Problem description:
Exclude images, then output the remaining data verbatim.

Source data:
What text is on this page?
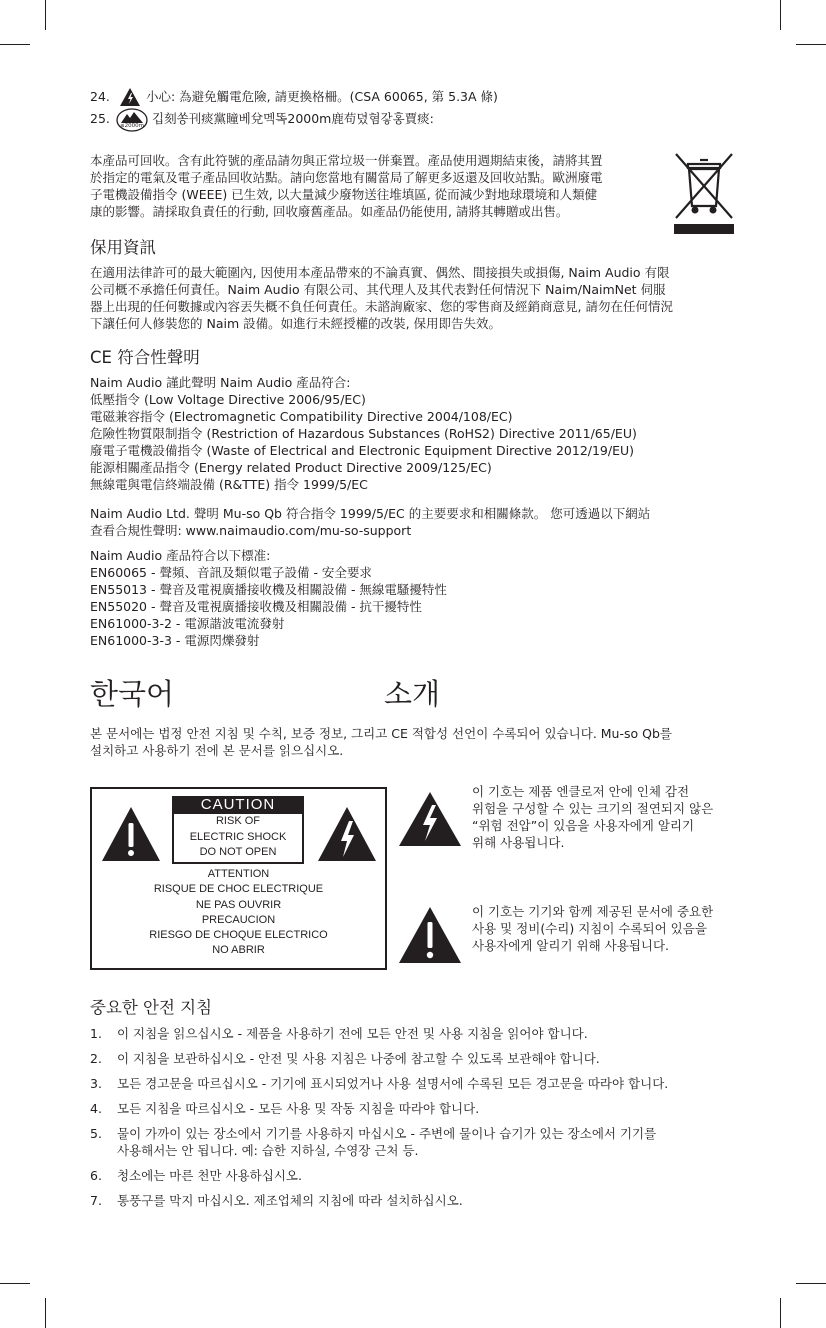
24.	小心: 為避免觸電危險, 請更換格柵。(CSA 60065, 第 5.3A 條)
25.	≤2000m 깁刻쏭刊痰黨瞳베兌멕똑2000m鹿苟뎠혐갛홍賈痰:
本產品可回收。含有此符號的產品請勿與正常垃圾一併棄置。產品使用週期結束後，請將其置
於指定的電氣及電子產品回收站點。請向您當地有關當局了解更多返還及回收站點。歐洲廢電
子電機設備指令 (WEEE) 已生效, 以大量減少廢物送往堆填區, 從而減少對地球環境和人類健
康的影響。請採取負責任的行動, 回收廢舊產品。如產品仍能使用, 請將其轉贈或出售。
保用資訊
在適用法律許可的最大範圍內, 因使用本產品帶來的不論真實、偶然、間接損失或損傷, Naim Audio 有限
公司概不承擔任何責任。Naim Audio 有限公司、其代理人及其代表對任何情況下 Naim/NaimNet 伺服
器上出現的任何數據或內容丟失概不負任何責任。未諮詢廠家、您的零售商及經銷商意見, 請勿在任何情況
下讓任何人修裝您的 Naim 設備。如進行未經授權的改裝, 保用即告失效。
CE 符合性聲明
Naim Audio 謹此聲明 Naim Audio 產品符合:
低壓指令 (Low Voltage Directive 2006/95/EC)
電磁兼容指令 (Electromagnetic Compatibility Directive 2004/108/EC)
危險性物質限制指令 (Restriction of Hazardous Substances (RoHS2) Directive 2011/65/EU)
廢電子電機設備指令 (Waste of Electrical and Electronic Equipment Directive 2012/19/EU)
能源相關產品指令 (Energy related Product Directive 2009/125/EC)
無線電與電信終端設備 (R&TTE) 指令 1999/5/EC
Naim Audio Ltd. 聲明 Mu-so Qb 符合指令 1999/5/EC 的主要要求和相關條款。 您可透過以下網站
查看合規性聲明: www.naimaudio.com/mu-so-support
Naim Audio 產品符合以下標准:
EN60065 - 聲頻、音訊及類似電子設備 - 安全要求
EN55013 - 聲音及電視廣播接收機及相關設備 - 無線電騷擾特性
EN55020 - 聲音及電視廣播接收機及相關設備 - 抗干擾特性
EN61000-3-2 - 電源諧波電流發射
EN61000-3-3 - 電源閃爍發射
한국어	소개
본 문서에는 법정 안전 지침 및 수칙, 보증 정보, 그리고 CE 적합성 선언이 수록되어 있습니다. Mu-so Qb를
설치하고 사용하기 전에 본 문서를 읽으십시오.
CAUTION
RISK OF
ELECTRIC SHOCK
DO NOT OPEN
ATTENTION
RISQUE DE CHOC ELECTRIQUE
NE PAS OUVRIR
PRECAUCION
RIESGO DE CHOQUE ELECTRICO
NO ABRIR
이 기호는 제품 엔클로저 안에 인체 감전
위험을 구성할 수 있는 크기의 절연되지 않은
“위험 전압”이 있음을 사용자에게 알리기
위해 사용됩니다.
이 기호는 기기와 함께 제공된 문서에 중요한
사용 및 정비(수리) 지침이 수록되어 있음을
사용자에게 알리기 위해 사용됩니다.
중요한 안전 지침
1.	이 지침을 읽으십시오 - 제품을 사용하기 전에 모든 안전 및 사용 지침을 읽어야 합니다.
2.	이 지침을 보관하십시오 - 안전 및 사용 지침은 나중에 참고할 수 있도록 보관해야 합니다.
3.	모든 경고문을 따르십시오 - 기기에 표시되었거나 사용 설명서에 수록된 모든 경고문을 따라야 합니다.
4.	모든 지침을 따르십시오 - 모든 사용 및 작동 지침을 따라야 합니다.
5.	물이 가까이 있는 장소에서 기기를 사용하지 마십시오 - 주변에 물이나 습기가 있는 장소에서 기기를
사용해서는 안 됩니다. 예: 습한 지하실, 수영장 근처 등.
6.	청소에는 마른 천만 사용하십시오.
7.	통풍구를 막지 마십시오. 제조업체의 지침에 따라 설치하십시오.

Completed exercise:
What text is on this page?
24.	小心: 為避免觸電危險, 請更換格柵。(CSA 60065, 第 5.3A 條)
25.	≤2000m 깁刻쏭刊痰黨瞳베兌멕똑2000m鹿苟뎠혐갛홍賈痰:
本產品可回收。含有此符號的產品請勿與正常垃圾一併棄置。產品使用週期結束後，請將其置
於指定的電氣及電子產品回收站點。請向您當地有關當局了解更多返還及回收站點。歐洲廢電
子電機設備指令 (WEEE) 已生效, 以大量減少廢物送往堆填區, 從而減少對地球環境和人類健
康的影響。請採取負責任的行動, 回收廢舊產品。如產品仍能使用, 請將其轉贈或出售。
保用資訊
在適用法律許可的最大範圍內, 因使用本產品帶來的不論真實、偶然、間接損失或損傷, Naim Audio 有限
公司概不承擔任何責任。Naim Audio 有限公司、其代理人及其代表對任何情況下 Naim/NaimNet 伺服
器上出現的任何數據或內容丟失概不負任何責任。未諮詢廠家、您的零售商及經銷商意見, 請勿在任何情況
下讓任何人修裝您的 Naim 設備。如進行未經授權的改裝, 保用即告失效。
CE 符合性聲明
Naim Audio 謹此聲明 Naim Audio 產品符合:
低壓指令 (Low Voltage Directive 2006/95/EC)
電磁兼容指令 (Electromagnetic Compatibility Directive 2004/108/EC)
危險性物質限制指令 (Restriction of Hazardous Substances (RoHS2) Directive 2011/65/EU)
廢電子電機設備指令 (Waste of Electrical and Electronic Equipment Directive 2012/19/EU)
能源相關產品指令 (Energy related Product Directive 2009/125/EC)
無線電與電信終端設備 (R&TTE) 指令 1999/5/EC
Naim Audio Ltd. 聲明 Mu-so Qb 符合指令 1999/5/EC 的主要要求和相關條款。 您可透過以下網站
查看合規性聲明: www.naimaudio.com/mu-so-support
Naim Audio 產品符合以下標准:
EN60065 - 聲頻、音訊及類似電子設備 - 安全要求
EN55013 - 聲音及電視廣播接收機及相關設備 - 無線電騷擾特性
EN55020 - 聲音及電視廣播接收機及相關設備 - 抗干擾特性
EN61000-3-2 - 電源諧波電流發射
EN61000-3-3 - 電源閃爍發射
한국어	소개
본 문서에는 법정 안전 지침 및 수칙, 보증 정보, 그리고 CE 적합성 선언이 수록되어 있습니다. Mu-so Qb를
설치하고 사용하기 전에 본 문서를 읽으십시오.
CAUTION
RISK OF
ELECTRIC SHOCK
DO NOT OPEN
ATTENTION
RISQUE DE CHOC ELECTRIQUE
NE PAS OUVRIR
PRECAUCION
RIESGO DE CHOQUE ELECTRICO
NO ABRIR
이 기호는 제품 엔클로저 안에 인체 감전
위험을 구성할 수 있는 크기의 절연되지 않은
“위험 전압”이 있음을 사용자에게 알리기
위해 사용됩니다.
이 기호는 기기와 함께 제공된 문서에 중요한
사용 및 정비(수리) 지침이 수록되어 있음을
사용자에게 알리기 위해 사용됩니다.
중요한 안전 지침
1.	이 지침을 읽으십시오 - 제품을 사용하기 전에 모든 안전 및 사용 지침을 읽어야 합니다.
2.	이 지침을 보관하십시오 - 안전 및 사용 지침은 나중에 참고할 수 있도록 보관해야 합니다.
3.	모든 경고문을 따르십시오 - 기기에 표시되었거나 사용 설명서에 수록된 모든 경고문을 따라야 합니다.
4.	모든 지침을 따르십시오 - 모든 사용 및 작동 지침을 따라야 합니다.
5.	물이 가까이 있는 장소에서 기기를 사용하지 마십시오 - 주변에 물이나 습기가 있는 장소에서 기기를
사용해서는 안 됩니다. 예: 습한 지하실, 수영장 근처 등.
6.	청소에는 마른 천만 사용하십시오.
7.	통풍구를 막지 마십시오. 제조업체의 지침에 따라 설치하십시오.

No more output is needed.